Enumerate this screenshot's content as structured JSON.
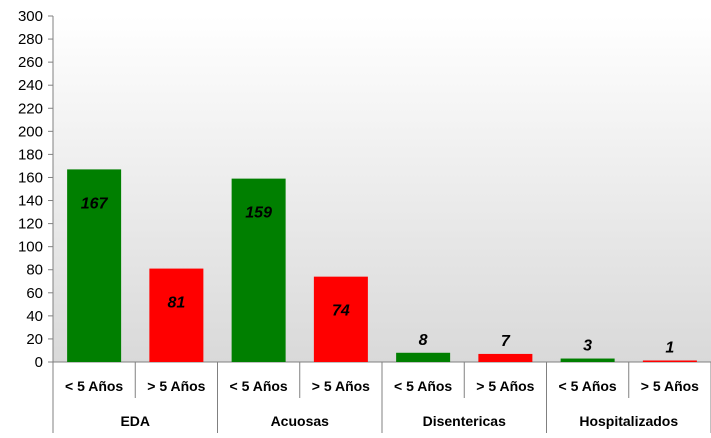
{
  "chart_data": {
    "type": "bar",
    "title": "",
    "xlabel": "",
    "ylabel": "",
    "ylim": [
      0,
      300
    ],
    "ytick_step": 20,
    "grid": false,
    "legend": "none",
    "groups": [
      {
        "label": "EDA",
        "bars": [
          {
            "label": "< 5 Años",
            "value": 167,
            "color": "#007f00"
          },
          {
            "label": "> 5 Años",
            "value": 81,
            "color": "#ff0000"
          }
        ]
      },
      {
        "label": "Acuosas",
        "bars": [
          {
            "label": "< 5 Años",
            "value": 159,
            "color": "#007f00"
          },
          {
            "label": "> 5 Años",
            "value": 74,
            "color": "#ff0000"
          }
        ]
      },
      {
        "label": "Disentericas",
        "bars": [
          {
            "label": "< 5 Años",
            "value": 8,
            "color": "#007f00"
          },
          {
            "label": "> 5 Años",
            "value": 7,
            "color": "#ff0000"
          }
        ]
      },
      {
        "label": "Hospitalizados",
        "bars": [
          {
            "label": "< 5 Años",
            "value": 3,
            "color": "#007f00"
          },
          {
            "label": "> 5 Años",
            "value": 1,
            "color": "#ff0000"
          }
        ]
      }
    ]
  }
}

...

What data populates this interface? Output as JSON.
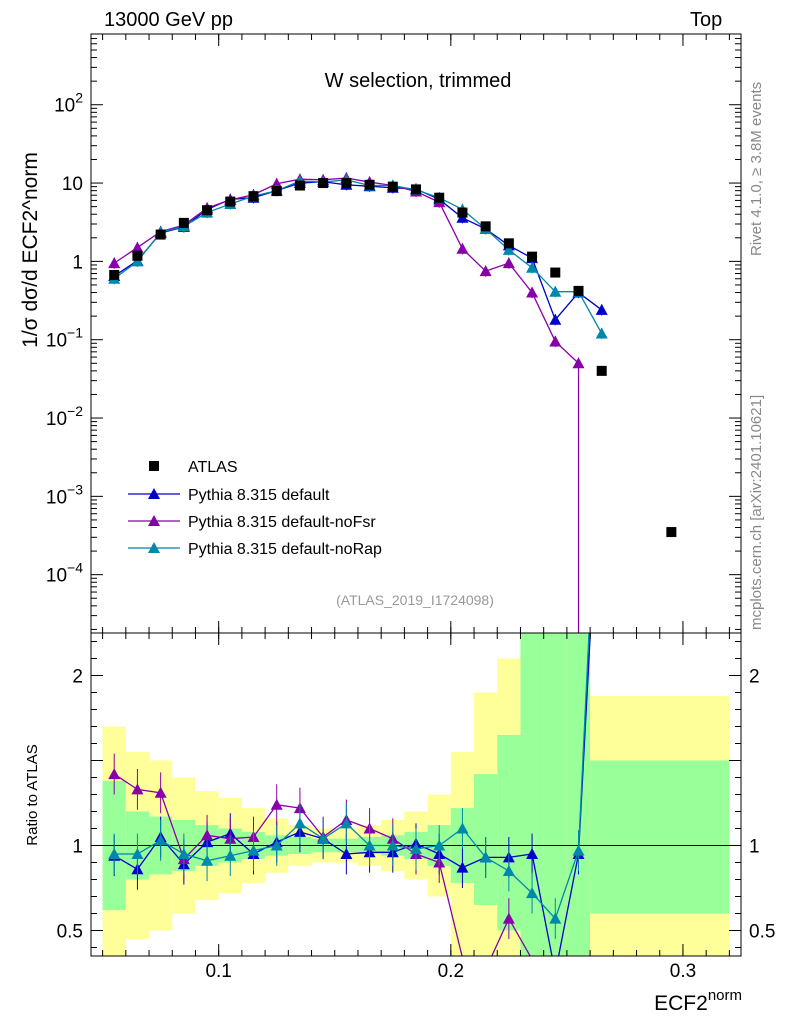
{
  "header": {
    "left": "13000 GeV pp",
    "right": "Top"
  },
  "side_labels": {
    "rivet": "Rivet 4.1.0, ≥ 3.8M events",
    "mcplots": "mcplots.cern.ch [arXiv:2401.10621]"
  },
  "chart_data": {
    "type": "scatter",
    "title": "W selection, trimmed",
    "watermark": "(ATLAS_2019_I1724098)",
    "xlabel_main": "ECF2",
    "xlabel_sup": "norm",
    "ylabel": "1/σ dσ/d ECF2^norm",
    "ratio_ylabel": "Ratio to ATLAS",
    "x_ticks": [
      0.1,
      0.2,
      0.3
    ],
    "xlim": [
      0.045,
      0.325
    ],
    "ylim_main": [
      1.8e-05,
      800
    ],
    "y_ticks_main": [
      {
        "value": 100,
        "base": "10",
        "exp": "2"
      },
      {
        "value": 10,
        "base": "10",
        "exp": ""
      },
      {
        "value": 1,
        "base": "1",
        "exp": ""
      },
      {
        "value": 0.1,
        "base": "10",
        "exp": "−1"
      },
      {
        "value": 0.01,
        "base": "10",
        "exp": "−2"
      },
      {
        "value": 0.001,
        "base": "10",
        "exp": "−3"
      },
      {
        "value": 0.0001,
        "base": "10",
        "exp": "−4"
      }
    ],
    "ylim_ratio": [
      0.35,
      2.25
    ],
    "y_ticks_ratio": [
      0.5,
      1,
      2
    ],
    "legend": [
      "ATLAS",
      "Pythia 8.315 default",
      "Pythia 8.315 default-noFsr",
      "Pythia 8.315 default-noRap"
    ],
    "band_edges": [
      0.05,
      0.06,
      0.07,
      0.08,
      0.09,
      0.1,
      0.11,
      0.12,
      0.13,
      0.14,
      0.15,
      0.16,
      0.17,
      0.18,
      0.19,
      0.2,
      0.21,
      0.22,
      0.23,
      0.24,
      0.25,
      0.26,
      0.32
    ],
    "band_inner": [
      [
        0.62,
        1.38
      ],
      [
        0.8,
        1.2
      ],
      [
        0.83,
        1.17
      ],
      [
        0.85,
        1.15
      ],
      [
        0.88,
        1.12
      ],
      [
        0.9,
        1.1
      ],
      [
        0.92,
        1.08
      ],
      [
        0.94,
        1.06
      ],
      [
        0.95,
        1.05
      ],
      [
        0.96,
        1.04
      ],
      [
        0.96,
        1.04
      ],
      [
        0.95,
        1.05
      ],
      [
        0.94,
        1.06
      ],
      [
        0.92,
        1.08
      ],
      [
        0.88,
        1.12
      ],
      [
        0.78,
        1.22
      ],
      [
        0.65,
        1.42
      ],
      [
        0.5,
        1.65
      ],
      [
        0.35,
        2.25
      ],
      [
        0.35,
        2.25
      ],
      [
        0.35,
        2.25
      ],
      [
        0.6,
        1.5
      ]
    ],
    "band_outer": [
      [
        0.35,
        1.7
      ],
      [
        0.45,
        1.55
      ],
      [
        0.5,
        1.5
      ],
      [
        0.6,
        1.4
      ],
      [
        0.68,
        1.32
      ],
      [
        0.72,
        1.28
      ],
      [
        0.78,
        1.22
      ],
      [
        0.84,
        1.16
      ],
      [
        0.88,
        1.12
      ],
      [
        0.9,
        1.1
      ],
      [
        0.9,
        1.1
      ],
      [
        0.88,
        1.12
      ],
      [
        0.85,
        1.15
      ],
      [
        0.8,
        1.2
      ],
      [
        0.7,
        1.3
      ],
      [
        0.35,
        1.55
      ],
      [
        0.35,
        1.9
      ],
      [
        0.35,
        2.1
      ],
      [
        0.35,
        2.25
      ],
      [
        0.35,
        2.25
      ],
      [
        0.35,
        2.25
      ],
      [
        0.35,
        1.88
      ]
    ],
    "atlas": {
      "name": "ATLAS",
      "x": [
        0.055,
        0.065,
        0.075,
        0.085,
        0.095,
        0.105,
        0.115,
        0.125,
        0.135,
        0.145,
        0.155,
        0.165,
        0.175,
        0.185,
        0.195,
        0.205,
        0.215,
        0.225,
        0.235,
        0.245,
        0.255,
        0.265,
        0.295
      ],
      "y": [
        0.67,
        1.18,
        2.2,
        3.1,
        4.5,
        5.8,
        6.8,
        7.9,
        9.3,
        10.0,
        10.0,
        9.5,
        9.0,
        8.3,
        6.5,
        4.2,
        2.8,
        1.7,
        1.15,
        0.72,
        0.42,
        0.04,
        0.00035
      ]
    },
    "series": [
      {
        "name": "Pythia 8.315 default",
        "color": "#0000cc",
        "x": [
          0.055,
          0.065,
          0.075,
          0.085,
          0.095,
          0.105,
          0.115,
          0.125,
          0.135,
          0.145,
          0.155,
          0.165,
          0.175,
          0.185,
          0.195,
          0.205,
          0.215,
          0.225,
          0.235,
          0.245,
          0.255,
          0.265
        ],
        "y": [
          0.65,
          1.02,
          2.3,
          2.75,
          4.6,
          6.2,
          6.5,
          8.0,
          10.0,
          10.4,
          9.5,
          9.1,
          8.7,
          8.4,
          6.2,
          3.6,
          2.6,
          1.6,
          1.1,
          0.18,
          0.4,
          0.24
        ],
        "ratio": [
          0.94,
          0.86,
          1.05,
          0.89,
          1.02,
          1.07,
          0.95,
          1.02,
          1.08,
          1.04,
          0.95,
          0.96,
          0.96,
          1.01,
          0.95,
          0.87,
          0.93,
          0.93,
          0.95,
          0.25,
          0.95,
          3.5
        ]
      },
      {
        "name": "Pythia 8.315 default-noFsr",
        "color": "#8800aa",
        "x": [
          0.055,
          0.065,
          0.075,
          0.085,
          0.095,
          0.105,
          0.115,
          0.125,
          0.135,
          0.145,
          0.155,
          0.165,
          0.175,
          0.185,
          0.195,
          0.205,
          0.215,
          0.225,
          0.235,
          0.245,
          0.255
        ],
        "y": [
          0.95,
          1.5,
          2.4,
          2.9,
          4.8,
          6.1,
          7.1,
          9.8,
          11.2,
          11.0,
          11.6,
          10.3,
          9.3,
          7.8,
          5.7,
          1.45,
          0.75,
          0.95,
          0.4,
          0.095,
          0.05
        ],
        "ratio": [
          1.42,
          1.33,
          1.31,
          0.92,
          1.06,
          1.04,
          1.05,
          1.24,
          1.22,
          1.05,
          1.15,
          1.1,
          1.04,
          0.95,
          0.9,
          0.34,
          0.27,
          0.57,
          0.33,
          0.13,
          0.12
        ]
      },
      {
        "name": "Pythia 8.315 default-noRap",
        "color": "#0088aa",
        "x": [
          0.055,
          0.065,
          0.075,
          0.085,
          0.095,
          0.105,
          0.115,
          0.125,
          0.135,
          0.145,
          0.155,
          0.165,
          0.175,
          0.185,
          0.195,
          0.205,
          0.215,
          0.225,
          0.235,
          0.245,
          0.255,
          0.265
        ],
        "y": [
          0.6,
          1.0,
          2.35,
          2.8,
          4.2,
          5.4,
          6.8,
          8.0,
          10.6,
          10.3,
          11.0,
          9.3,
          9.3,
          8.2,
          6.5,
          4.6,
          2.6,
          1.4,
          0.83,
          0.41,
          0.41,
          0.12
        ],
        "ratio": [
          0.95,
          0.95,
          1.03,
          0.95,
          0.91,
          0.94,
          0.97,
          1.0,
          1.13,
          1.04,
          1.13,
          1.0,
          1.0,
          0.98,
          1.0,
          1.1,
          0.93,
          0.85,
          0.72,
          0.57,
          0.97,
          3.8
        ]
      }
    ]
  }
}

Task instructions — Read the entries and pick out all lines that include the word "default".

The answer —
      "Pythia 8.315 default",
      "Pythia 8.315 default-noFsr",
      "Pythia 8.315 default-noRap"
        "name": "Pythia 8.315 default",
        "name": "Pythia 8.315 default-noFsr",
        "name": "Pythia 8.315 default-noRap",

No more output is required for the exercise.